- Requirement: Reproduce all of the data exactly.

====

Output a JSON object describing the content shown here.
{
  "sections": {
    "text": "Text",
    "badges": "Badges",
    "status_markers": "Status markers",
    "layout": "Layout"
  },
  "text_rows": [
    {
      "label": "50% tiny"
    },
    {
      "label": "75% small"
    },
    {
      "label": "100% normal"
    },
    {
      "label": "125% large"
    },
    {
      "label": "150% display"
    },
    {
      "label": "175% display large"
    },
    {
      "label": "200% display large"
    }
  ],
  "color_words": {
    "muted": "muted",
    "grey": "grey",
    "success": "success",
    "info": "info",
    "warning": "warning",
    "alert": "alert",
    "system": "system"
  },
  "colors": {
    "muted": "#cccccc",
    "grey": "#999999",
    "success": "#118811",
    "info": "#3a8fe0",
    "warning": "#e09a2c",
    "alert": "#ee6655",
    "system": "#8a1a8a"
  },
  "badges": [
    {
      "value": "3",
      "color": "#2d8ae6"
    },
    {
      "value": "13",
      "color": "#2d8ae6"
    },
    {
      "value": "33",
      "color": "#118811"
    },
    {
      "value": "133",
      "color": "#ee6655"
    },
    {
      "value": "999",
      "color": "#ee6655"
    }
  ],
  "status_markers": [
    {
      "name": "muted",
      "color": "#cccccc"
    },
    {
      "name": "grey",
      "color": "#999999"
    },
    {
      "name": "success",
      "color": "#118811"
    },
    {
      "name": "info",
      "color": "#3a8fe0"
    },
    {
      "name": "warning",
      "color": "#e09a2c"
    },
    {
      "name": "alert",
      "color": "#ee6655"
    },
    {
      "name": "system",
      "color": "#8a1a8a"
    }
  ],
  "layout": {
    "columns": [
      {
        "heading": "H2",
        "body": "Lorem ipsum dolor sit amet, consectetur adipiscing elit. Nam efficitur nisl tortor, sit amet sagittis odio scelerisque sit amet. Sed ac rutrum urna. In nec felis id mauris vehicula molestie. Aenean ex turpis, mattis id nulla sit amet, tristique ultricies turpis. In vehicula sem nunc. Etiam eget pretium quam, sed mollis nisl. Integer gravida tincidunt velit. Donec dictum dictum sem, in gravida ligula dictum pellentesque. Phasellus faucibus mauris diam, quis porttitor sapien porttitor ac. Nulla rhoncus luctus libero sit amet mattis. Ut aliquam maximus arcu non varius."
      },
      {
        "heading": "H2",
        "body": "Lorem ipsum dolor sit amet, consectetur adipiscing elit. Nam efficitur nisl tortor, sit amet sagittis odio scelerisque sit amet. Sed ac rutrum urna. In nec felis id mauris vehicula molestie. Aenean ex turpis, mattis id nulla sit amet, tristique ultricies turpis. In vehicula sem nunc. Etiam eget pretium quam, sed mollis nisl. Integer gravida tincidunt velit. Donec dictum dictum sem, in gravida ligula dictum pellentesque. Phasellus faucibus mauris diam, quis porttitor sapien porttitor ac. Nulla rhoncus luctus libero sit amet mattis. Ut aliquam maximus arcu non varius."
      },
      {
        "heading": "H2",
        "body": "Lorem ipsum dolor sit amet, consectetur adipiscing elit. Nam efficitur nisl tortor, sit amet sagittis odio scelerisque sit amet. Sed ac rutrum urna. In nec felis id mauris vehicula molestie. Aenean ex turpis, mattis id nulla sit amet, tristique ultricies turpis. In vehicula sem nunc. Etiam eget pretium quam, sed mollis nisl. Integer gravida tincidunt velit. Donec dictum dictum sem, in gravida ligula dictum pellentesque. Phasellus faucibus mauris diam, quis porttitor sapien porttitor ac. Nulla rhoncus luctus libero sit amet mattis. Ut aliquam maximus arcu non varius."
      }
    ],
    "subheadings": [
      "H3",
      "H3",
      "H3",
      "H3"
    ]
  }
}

====

- Answer for the task:
Output a JSON object describing the content shown here.
{
  "sections": {
    "text": "Text",
    "badges": "Badges",
    "status_markers": "Status markers",
    "layout": "Layout"
  },
  "text_rows": [
    {
      "label": "50% tiny"
    },
    {
      "label": "75% small"
    },
    {
      "label": "100% normal"
    },
    {
      "label": "125% large"
    },
    {
      "label": "150% display"
    },
    {
      "label": "175% display large"
    },
    {
      "label": "200% display large"
    }
  ],
  "color_words": {
    "muted": "muted",
    "grey": "grey",
    "success": "success",
    "info": "info",
    "warning": "warning",
    "alert": "alert",
    "system": "system"
  },
  "colors": {
    "muted": "#cccccc",
    "grey": "#999999",
    "success": "#118811",
    "info": "#3a8fe0",
    "warning": "#e09a2c",
    "alert": "#ee6655",
    "system": "#8a1a8a"
  },
  "badges": [
    {
      "value": "3",
      "color": "#2d8ae6"
    },
    {
      "value": "13",
      "color": "#2d8ae6"
    },
    {
      "value": "33",
      "color": "#118811"
    },
    {
      "value": "133",
      "color": "#ee6655"
    },
    {
      "value": "999",
      "color": "#ee6655"
    }
  ],
  "status_markers": [
    {
      "name": "muted",
      "color": "#cccccc"
    },
    {
      "name": "grey",
      "color": "#999999"
    },
    {
      "name": "success",
      "color": "#118811"
    },
    {
      "name": "info",
      "color": "#3a8fe0"
    },
    {
      "name": "warning",
      "color": "#e09a2c"
    },
    {
      "name": "alert",
      "color": "#ee6655"
    },
    {
      "name": "system",
      "color": "#8a1a8a"
    }
  ],
  "layout": {
    "columns": [
      {
        "heading": "H2",
        "body": "Lorem ipsum dolor sit amet, consectetur adipiscing elit. Nam efficitur nisl tortor, sit amet sagittis odio scelerisque sit amet. Sed ac rutrum urna. In nec felis id mauris vehicula molestie. Aenean ex turpis, mattis id nulla sit amet, tristique ultricies turpis. In vehicula sem nunc. Etiam eget pretium quam, sed mollis nisl. Integer gravida tincidunt velit. Donec dictum dictum sem, in gravida ligula dictum pellentesque. Phasellus faucibus mauris diam, quis porttitor sapien porttitor ac. Nulla rhoncus luctus libero sit amet mattis. Ut aliquam maximus arcu non varius."
      },
      {
        "heading": "H2",
        "body": "Lorem ipsum dolor sit amet, consectetur adipiscing elit. Nam efficitur nisl tortor, sit amet sagittis odio scelerisque sit amet. Sed ac rutrum urna. In nec felis id mauris vehicula molestie. Aenean ex turpis, mattis id nulla sit amet, tristique ultricies turpis. In vehicula sem nunc. Etiam eget pretium quam, sed mollis nisl. Integer gravida tincidunt velit. Donec dictum dictum sem, in gravida ligula dictum pellentesque. Phasellus faucibus mauris diam, quis porttitor sapien porttitor ac. Nulla rhoncus luctus libero sit amet mattis. Ut aliquam maximus arcu non varius."
      },
      {
        "heading": "H2",
        "body": "Lorem ipsum dolor sit amet, consectetur adipiscing elit. Nam efficitur nisl tortor, sit amet sagittis odio scelerisque sit amet. Sed ac rutrum urna. In nec felis id mauris vehicula molestie. Aenean ex turpis, mattis id nulla sit amet, tristique ultricies turpis. In vehicula sem nunc. Etiam eget pretium quam, sed mollis nisl. Integer gravida tincidunt velit. Donec dictum dictum sem, in gravida ligula dictum pellentesque. Phasellus faucibus mauris diam, quis porttitor sapien porttitor ac. Nulla rhoncus luctus libero sit amet mattis. Ut aliquam maximus arcu non varius."
      }
    ],
    "subheadings": [
      "H3",
      "H3",
      "H3",
      "H3"
    ]
  }
}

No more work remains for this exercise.